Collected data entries
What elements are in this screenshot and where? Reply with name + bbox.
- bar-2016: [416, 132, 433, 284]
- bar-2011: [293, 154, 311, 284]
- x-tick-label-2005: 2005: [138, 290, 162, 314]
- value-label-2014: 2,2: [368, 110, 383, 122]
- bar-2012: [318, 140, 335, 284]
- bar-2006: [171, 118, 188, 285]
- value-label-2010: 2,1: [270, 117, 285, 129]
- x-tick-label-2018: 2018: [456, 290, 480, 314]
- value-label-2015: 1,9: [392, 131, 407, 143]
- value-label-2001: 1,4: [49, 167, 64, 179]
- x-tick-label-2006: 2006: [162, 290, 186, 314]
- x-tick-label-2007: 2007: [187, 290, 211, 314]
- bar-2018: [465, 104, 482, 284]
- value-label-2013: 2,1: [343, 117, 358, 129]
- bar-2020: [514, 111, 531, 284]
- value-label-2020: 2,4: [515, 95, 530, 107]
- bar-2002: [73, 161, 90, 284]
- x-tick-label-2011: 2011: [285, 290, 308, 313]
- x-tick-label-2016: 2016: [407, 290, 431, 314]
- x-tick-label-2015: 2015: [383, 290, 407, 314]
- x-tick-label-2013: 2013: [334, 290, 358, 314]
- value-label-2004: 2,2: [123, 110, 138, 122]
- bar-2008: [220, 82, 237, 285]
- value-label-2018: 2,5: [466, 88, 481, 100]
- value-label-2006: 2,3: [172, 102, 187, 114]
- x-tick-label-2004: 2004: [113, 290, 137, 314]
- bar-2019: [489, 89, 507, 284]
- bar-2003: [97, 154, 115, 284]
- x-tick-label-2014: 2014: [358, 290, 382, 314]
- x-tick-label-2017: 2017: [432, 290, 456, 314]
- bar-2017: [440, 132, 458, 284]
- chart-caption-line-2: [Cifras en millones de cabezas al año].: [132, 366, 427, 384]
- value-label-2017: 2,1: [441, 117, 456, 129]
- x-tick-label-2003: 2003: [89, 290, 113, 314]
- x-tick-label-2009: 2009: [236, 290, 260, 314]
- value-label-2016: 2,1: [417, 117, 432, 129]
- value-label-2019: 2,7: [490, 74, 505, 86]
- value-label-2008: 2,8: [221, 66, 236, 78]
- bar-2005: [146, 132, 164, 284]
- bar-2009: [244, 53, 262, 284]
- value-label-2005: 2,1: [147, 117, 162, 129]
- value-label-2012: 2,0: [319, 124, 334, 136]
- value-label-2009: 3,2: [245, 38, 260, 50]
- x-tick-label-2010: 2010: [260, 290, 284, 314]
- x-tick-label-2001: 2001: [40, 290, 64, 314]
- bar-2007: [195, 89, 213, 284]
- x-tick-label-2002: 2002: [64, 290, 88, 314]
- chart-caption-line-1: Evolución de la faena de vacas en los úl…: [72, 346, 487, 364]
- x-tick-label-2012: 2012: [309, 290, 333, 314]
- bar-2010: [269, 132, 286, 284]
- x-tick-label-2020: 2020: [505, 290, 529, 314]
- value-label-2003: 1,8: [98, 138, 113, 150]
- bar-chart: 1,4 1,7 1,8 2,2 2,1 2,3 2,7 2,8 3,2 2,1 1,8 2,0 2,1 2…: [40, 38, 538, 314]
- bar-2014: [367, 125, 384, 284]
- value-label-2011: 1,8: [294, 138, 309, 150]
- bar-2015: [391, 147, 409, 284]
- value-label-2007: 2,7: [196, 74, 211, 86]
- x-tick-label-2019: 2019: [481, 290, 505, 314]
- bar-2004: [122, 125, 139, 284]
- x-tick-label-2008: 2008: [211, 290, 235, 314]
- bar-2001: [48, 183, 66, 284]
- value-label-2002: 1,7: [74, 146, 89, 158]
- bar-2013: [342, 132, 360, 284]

:: TASK DETAILS ::
Copy every one of the records above, line for line, with no changes.

:: PROBLEM SOLUTION ::
What elements are in this screenshot and where? Reply with name + bbox.
- bar-2016: [416, 132, 433, 284]
- bar-2011: [293, 154, 311, 284]
- x-tick-label-2005: 2005: [138, 290, 162, 314]
- value-label-2014: 2,2: [368, 110, 383, 122]
- bar-2012: [318, 140, 335, 284]
- bar-2006: [171, 118, 188, 285]
- value-label-2010: 2,1: [270, 117, 285, 129]
- x-tick-label-2018: 2018: [456, 290, 480, 314]
- value-label-2015: 1,9: [392, 131, 407, 143]
- value-label-2001: 1,4: [49, 167, 64, 179]
- x-tick-label-2006: 2006: [162, 290, 186, 314]
- x-tick-label-2007: 2007: [187, 290, 211, 314]
- bar-2018: [465, 104, 482, 284]
- value-label-2013: 2,1: [343, 117, 358, 129]
- bar-2020: [514, 111, 531, 284]
- value-label-2020: 2,4: [515, 95, 530, 107]
- bar-2002: [73, 161, 90, 284]
- x-tick-label-2011: 2011: [285, 290, 308, 313]
- x-tick-label-2016: 2016: [407, 290, 431, 314]
- x-tick-label-2015: 2015: [383, 290, 407, 314]
- x-tick-label-2013: 2013: [334, 290, 358, 314]
- value-label-2004: 2,2: [123, 110, 138, 122]
- bar-2008: [220, 82, 237, 285]
- value-label-2018: 2,5: [466, 88, 481, 100]
- value-label-2006: 2,3: [172, 102, 187, 114]
- x-tick-label-2004: 2004: [113, 290, 137, 314]
- bar-2019: [489, 89, 507, 284]
- bar-2003: [97, 154, 115, 284]
- x-tick-label-2014: 2014: [358, 290, 382, 314]
- x-tick-label-2017: 2017: [432, 290, 456, 314]
- bar-2017: [440, 132, 458, 284]
- chart-caption-line-2: [Cifras en millones de cabezas al año].: [132, 366, 427, 384]
- value-label-2017: 2,1: [441, 117, 456, 129]
- x-tick-label-2003: 2003: [89, 290, 113, 314]
- x-tick-label-2009: 2009: [236, 290, 260, 314]
- value-label-2016: 2,1: [417, 117, 432, 129]
- value-label-2019: 2,7: [490, 74, 505, 86]
- value-label-2008: 2,8: [221, 66, 236, 78]
- bar-2005: [146, 132, 164, 284]
- bar-2009: [244, 53, 262, 284]
- value-label-2005: 2,1: [147, 117, 162, 129]
- value-label-2012: 2,0: [319, 124, 334, 136]
- value-label-2009: 3,2: [245, 38, 260, 50]
- x-tick-label-2010: 2010: [260, 290, 284, 314]
- x-tick-label-2001: 2001: [40, 290, 64, 314]
- bar-2007: [195, 89, 213, 284]
- x-tick-label-2002: 2002: [64, 290, 88, 314]
- chart-caption-line-1: Evolución de la faena de vacas en los úl…: [72, 346, 487, 364]
- x-tick-label-2012: 2012: [309, 290, 333, 314]
- bar-2010: [269, 132, 286, 284]
- x-tick-label-2020: 2020: [505, 290, 529, 314]
- value-label-2003: 1,8: [98, 138, 113, 150]
- bar-chart: 1,4 1,7 1,8 2,2 2,1 2,3 2,7 2,8 3,2 2,1 1,8 2,0 2,1 2…: [40, 38, 538, 314]
- bar-2014: [367, 125, 384, 284]
- value-label-2011: 1,8: [294, 138, 309, 150]
- bar-2015: [391, 147, 409, 284]
- value-label-2007: 2,7: [196, 74, 211, 86]
- x-tick-label-2019: 2019: [481, 290, 505, 314]
- bar-2004: [122, 125, 139, 284]
- x-tick-label-2008: 2008: [211, 290, 235, 314]
- bar-2001: [48, 183, 66, 284]
- value-label-2002: 1,7: [74, 146, 89, 158]
- bar-2013: [342, 132, 360, 284]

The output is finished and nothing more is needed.